What the task asks:
Report all lines holding "ending".

Dataset records:
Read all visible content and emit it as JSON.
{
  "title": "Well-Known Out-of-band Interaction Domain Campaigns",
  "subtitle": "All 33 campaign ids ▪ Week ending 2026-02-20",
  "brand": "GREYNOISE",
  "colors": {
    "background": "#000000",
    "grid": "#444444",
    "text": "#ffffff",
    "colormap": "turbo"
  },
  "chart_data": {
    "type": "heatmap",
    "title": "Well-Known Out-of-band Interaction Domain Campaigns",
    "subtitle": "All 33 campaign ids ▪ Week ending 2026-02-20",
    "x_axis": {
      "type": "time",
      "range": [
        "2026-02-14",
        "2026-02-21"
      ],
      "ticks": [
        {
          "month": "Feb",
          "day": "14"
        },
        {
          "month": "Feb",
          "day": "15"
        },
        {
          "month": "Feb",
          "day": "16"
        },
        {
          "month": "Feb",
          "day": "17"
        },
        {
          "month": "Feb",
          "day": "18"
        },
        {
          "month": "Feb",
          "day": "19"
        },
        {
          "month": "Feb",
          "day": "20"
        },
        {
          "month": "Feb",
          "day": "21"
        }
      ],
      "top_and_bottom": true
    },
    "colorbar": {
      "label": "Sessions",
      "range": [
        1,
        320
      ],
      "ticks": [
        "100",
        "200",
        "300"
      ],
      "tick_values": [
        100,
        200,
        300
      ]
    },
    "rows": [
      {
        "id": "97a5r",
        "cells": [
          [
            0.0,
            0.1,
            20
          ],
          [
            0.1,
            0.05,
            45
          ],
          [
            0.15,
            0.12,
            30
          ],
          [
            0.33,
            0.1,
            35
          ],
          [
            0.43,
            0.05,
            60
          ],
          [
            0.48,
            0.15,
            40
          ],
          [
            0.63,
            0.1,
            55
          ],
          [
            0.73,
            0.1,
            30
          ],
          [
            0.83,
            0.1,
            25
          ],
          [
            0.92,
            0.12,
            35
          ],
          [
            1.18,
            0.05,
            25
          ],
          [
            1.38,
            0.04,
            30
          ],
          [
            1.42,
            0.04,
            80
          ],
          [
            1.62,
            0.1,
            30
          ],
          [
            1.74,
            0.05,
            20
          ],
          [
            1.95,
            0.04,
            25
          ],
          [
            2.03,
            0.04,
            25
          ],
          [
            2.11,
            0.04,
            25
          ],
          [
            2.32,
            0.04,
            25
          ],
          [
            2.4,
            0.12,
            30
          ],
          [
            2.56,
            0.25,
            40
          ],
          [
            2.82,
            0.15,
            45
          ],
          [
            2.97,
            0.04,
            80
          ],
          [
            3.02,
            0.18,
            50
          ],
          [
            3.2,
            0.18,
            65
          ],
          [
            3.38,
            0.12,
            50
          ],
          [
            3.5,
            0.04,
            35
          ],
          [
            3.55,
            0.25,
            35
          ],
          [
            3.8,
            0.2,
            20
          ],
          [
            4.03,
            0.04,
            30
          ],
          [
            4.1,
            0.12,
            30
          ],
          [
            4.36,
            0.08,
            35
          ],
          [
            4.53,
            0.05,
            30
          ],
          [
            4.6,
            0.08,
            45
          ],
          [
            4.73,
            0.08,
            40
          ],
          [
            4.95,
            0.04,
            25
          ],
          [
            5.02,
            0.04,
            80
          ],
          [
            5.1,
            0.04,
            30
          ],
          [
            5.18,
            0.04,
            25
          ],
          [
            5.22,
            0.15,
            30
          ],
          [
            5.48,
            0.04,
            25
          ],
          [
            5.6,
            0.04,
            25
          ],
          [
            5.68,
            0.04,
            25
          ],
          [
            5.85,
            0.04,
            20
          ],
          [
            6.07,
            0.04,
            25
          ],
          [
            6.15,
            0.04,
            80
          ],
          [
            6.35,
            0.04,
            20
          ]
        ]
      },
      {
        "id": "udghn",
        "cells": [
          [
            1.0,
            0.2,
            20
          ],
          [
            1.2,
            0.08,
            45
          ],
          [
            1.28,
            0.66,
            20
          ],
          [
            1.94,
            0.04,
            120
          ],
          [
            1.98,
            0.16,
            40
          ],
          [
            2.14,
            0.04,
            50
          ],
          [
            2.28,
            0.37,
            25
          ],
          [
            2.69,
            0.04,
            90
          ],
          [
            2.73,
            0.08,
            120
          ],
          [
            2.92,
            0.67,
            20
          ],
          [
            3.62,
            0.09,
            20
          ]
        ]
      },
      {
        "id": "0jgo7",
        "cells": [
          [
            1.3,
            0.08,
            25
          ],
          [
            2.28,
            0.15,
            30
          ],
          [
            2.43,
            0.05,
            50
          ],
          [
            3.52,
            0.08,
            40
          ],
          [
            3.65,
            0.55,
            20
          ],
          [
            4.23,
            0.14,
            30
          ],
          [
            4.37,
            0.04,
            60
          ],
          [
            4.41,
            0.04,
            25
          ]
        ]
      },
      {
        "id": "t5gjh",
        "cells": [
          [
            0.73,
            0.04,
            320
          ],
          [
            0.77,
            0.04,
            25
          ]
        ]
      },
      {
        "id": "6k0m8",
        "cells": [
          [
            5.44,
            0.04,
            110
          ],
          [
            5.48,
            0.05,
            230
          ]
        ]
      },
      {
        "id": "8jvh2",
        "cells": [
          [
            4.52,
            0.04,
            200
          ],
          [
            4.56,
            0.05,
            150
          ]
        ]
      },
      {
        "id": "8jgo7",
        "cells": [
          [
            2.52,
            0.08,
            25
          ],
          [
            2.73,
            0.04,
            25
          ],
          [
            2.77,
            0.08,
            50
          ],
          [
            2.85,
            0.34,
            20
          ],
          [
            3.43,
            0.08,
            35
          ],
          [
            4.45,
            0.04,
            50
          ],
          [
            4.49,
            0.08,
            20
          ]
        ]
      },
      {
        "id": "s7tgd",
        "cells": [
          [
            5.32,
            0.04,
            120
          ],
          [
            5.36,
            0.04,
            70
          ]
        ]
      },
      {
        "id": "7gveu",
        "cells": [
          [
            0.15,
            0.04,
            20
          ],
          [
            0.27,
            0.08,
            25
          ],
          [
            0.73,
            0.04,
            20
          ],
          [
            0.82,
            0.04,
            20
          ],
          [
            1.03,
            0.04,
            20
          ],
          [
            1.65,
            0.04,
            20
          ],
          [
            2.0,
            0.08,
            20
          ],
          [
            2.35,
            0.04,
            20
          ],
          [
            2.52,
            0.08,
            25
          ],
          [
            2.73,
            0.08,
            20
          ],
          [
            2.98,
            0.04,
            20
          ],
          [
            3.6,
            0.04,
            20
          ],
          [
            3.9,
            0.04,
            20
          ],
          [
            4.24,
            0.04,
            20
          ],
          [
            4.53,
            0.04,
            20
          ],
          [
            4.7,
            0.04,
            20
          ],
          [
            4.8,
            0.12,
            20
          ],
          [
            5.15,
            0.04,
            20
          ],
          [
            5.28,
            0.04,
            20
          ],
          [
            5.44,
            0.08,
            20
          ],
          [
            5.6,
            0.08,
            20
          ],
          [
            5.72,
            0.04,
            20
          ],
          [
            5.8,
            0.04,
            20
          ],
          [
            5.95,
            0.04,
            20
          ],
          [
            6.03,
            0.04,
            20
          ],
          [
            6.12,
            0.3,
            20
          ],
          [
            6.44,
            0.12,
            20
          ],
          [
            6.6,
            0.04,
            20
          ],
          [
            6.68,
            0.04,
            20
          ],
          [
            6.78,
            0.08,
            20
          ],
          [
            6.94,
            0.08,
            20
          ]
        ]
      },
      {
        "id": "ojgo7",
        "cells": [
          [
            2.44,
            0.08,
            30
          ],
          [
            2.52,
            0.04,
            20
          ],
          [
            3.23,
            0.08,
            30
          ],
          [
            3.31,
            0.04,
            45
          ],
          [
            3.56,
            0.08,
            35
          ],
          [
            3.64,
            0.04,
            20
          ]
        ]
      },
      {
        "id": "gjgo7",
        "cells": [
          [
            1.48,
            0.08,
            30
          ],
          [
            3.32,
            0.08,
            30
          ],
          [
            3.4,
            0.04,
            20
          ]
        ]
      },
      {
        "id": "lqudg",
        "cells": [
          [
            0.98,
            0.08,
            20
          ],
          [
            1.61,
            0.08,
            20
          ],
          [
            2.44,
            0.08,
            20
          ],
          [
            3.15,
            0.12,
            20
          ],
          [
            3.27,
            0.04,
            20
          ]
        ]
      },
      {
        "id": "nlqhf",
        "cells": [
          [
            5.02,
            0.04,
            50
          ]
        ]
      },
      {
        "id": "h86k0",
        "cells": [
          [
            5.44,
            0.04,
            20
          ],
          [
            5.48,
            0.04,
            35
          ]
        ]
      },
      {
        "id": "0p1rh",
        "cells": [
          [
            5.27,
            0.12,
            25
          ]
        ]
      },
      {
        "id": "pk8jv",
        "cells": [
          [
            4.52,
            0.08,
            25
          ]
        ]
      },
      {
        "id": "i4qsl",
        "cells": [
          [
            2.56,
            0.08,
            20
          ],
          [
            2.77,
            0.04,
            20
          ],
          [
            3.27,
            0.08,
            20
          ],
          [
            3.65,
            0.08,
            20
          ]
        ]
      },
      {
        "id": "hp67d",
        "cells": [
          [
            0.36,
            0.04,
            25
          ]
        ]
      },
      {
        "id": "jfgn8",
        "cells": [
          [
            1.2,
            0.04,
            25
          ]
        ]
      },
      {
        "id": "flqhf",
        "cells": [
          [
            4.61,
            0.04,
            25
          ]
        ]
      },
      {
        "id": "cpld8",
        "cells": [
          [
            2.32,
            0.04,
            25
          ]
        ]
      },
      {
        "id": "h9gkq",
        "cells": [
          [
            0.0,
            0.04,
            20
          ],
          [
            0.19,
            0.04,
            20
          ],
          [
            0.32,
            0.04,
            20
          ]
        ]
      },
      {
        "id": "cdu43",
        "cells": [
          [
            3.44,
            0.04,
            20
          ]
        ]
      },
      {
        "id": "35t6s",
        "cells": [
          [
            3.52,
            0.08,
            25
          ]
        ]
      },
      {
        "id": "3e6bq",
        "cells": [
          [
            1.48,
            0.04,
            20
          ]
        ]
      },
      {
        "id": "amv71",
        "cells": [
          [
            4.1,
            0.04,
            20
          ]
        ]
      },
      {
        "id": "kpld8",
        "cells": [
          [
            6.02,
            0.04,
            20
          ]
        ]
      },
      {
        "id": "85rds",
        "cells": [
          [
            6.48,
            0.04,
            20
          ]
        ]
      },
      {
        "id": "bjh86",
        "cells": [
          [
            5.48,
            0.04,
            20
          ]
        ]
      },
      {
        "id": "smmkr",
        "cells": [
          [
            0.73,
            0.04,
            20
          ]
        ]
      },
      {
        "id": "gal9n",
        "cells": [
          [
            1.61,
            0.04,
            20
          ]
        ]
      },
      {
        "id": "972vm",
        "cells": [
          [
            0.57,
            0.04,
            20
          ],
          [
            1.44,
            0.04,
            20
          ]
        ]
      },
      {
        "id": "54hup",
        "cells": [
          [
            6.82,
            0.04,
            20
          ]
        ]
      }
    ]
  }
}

Expected output:
  "subtitle": "All 33 campaign ids ▪ Week ending 2026-02-20",
    "subtitle": "All 33 campaign ids ▪ Week ending 2026-02-20",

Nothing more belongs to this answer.